_Work instructions_:
All of the material below is to be restated word for word, apart from the pictures.

_Data records_:
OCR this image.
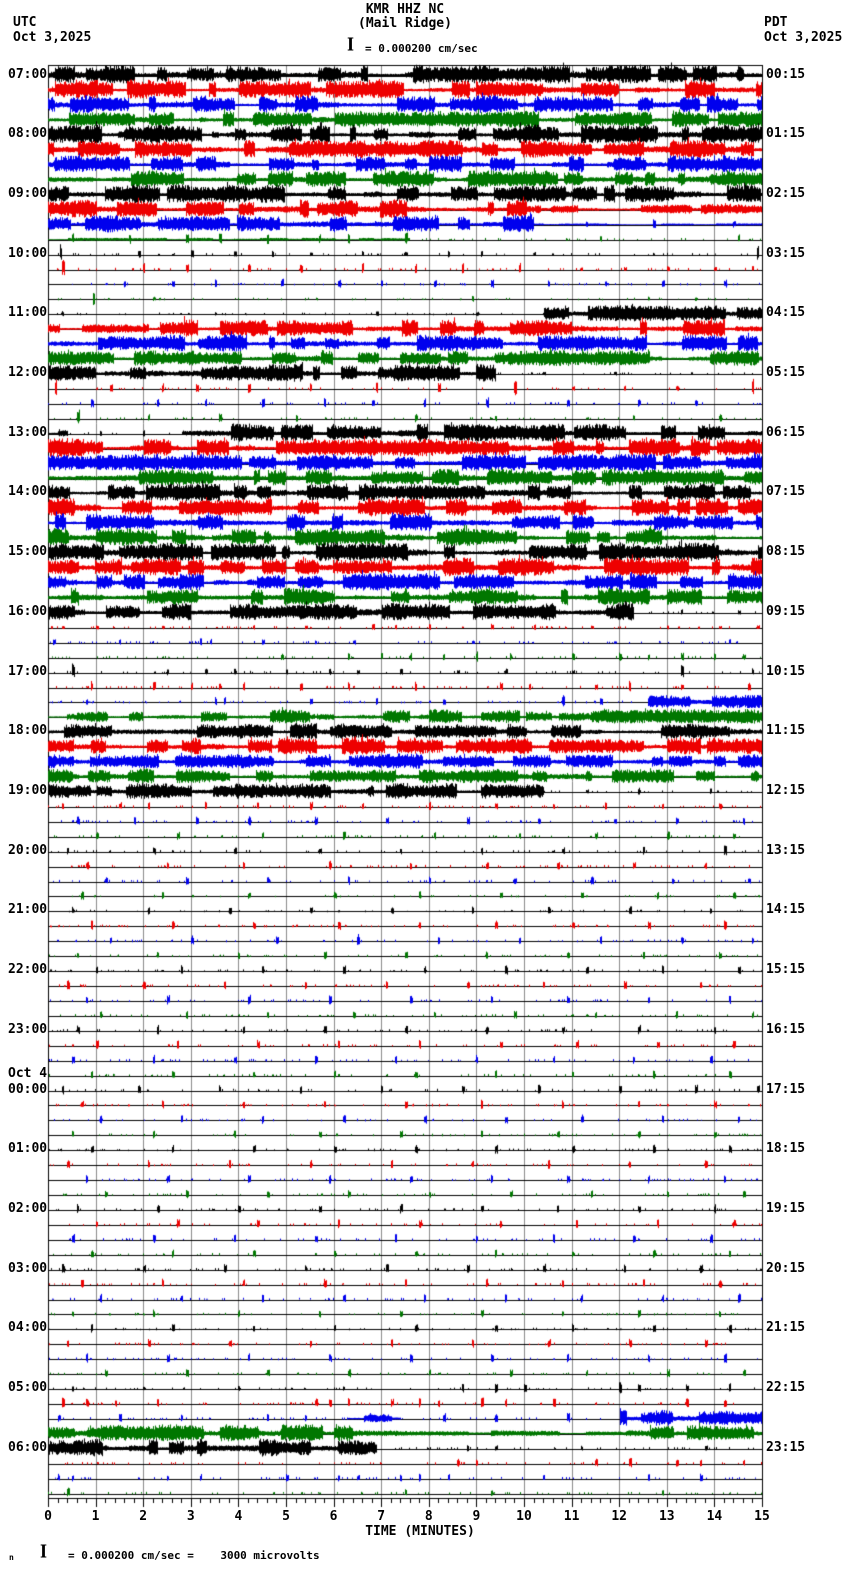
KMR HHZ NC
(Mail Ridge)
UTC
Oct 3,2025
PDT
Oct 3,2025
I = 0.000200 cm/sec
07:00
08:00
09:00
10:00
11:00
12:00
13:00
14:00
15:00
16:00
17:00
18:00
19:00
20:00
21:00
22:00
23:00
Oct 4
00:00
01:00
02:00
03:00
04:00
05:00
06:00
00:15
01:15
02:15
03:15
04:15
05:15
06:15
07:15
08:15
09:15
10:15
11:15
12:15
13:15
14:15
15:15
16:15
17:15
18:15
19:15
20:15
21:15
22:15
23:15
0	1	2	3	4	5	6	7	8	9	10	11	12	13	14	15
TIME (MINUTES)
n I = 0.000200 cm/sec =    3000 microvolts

_Exercise output_:
OCR this image.
KMR HHZ NC
(Mail Ridge)
UTC
Oct 3,2025
PDT
Oct 3,2025
I = 0.000200 cm/sec
07:00
08:00
09:00
10:00
11:00
12:00
13:00
14:00
15:00
16:00
17:00
18:00
19:00
20:00
21:00
22:00
23:00
Oct 4
00:00
01:00
02:00
03:00
04:00
05:00
06:00
00:15
01:15
02:15
03:15
04:15
05:15
06:15
07:15
08:15
09:15
10:15
11:15
12:15
13:15
14:15
15:15
16:15
17:15
18:15
19:15
20:15
21:15
22:15
23:15
0	1	2	3	4	5	6	7	8	9	10	11	12	13	14	15
TIME (MINUTES)
n I = 0.000200 cm/sec =    3000 microvolts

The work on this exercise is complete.